### SET PROBLEM
Leave the pictures out. Return all other data exactly.

### INPUT
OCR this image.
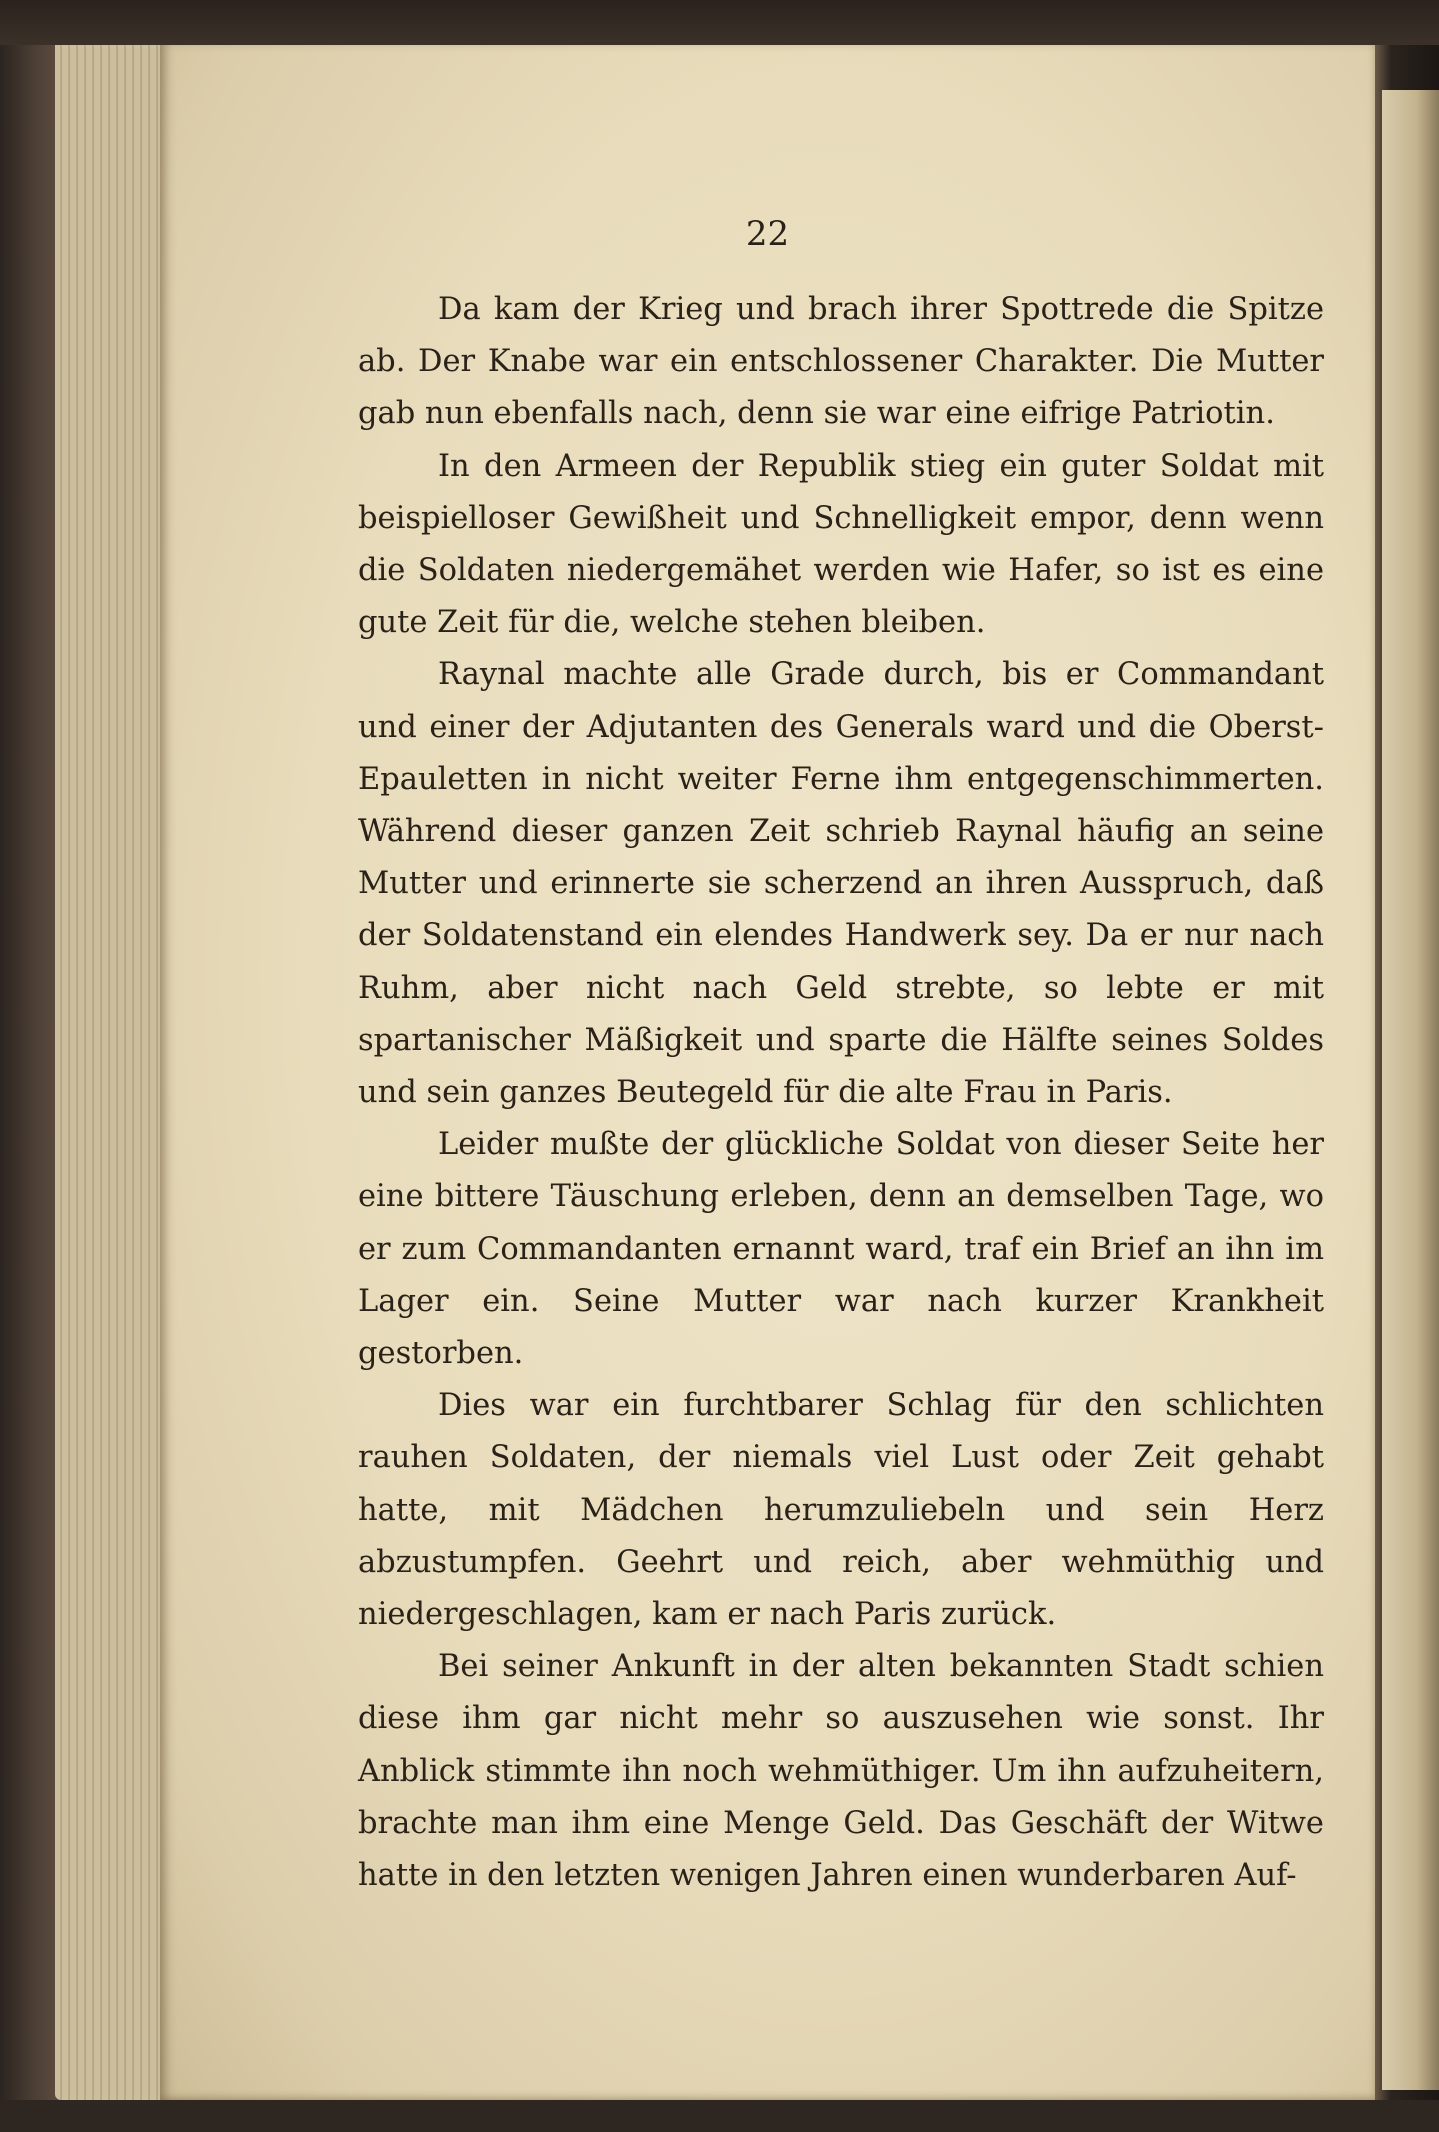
22

Da kam der Krieg und brach ihrer Spottrede die Spitze ab. Der Knabe war ein entschlossener Charakter. Die Mutter gab nun ebenfalls nach, denn sie war eine eifrige Patriotin.

In den Armeen der Republik stieg ein guter Soldat mit beispielloser Gewißheit und Schnelligkeit empor, denn wenn die Soldaten niedergemähet werden wie Hafer, so ist es eine gute Zeit für die, welche stehen bleiben.

Raynal machte alle Grade durch, bis er Commandant und einer der Adjutanten des Generals ward und die Oberst-Epauletten in nicht weiter Ferne ihm entgegenschimmerten. Während dieser ganzen Zeit schrieb Raynal häufig an seine Mutter und erinnerte sie scherzend an ihren Ausspruch, daß der Soldatenstand ein elendes Handwerk sey. Da er nur nach Ruhm, aber nicht nach Geld strebte, so lebte er mit spartanischer Mäßigkeit und sparte die Hälfte seines Soldes und sein ganzes Beutegeld für die alte Frau in Paris.

Leider mußte der glückliche Soldat von dieser Seite her eine bittere Täuschung erleben, denn an demselben Tage, wo er zum Commandanten ernannt ward, traf ein Brief an ihn im Lager ein. Seine Mutter war nach kurzer Krankheit gestorben.

Dies war ein furchtbarer Schlag für den schlichten rauhen Soldaten, der niemals viel Lust oder Zeit gehabt hatte, mit Mädchen herumzuliebeln und sein Herz abzustumpfen. Geehrt und reich, aber wehmüthig und niedergeschlagen, kam er nach Paris zurück.

Bei seiner Ankunft in der alten bekannten Stadt schien diese ihm gar nicht mehr so auszusehen wie sonst. Ihr Anblick stimmte ihn noch wehmüthiger. Um ihn aufzuheitern, brachte man ihm eine Menge Geld. Das Geschäft der Witwe hatte in den letzten wenigen Jahren einen wunderbaren Auf-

### PROBLEM SOLUTION
OCR this image.
22

Da kam der Krieg und brach ihrer Spottrede die Spitze ab. Der Knabe war ein entschlossener Charakter. Die Mutter gab nun ebenfalls nach, denn sie war eine eifrige Patriotin.

In den Armeen der Republik stieg ein guter Soldat mit beispielloser Gewißheit und Schnelligkeit empor, denn wenn die Soldaten niedergemähet werden wie Hafer, so ist es eine gute Zeit für die, welche stehen bleiben.

Raynal machte alle Grade durch, bis er Commandant und einer der Adjutanten des Generals ward und die Oberst-Epauletten in nicht weiter Ferne ihm entgegenschimmerten. Während dieser ganzen Zeit schrieb Raynal häufig an seine Mutter und erinnerte sie scherzend an ihren Ausspruch, daß der Soldatenstand ein elendes Handwerk sey. Da er nur nach Ruhm, aber nicht nach Geld strebte, so lebte er mit spartanischer Mäßigkeit und sparte die Hälfte seines Soldes und sein ganzes Beutegeld für die alte Frau in Paris.

Leider mußte der glückliche Soldat von dieser Seite her eine bittere Täuschung erleben, denn an demselben Tage, wo er zum Commandanten ernannt ward, traf ein Brief an ihn im Lager ein. Seine Mutter war nach kurzer Krankheit gestorben.

Dies war ein furchtbarer Schlag für den schlichten rauhen Soldaten, der niemals viel Lust oder Zeit gehabt hatte, mit Mädchen herumzuliebeln und sein Herz abzustumpfen. Geehrt und reich, aber wehmüthig und niedergeschlagen, kam er nach Paris zurück.

Bei seiner Ankunft in der alten bekannten Stadt schien diese ihm gar nicht mehr so auszusehen wie sonst. Ihr Anblick stimmte ihn noch wehmüthiger. Um ihn aufzuheitern, brachte man ihm eine Menge Geld. Das Geschäft der Witwe hatte in den letzten wenigen Jahren einen wunderbaren Auf-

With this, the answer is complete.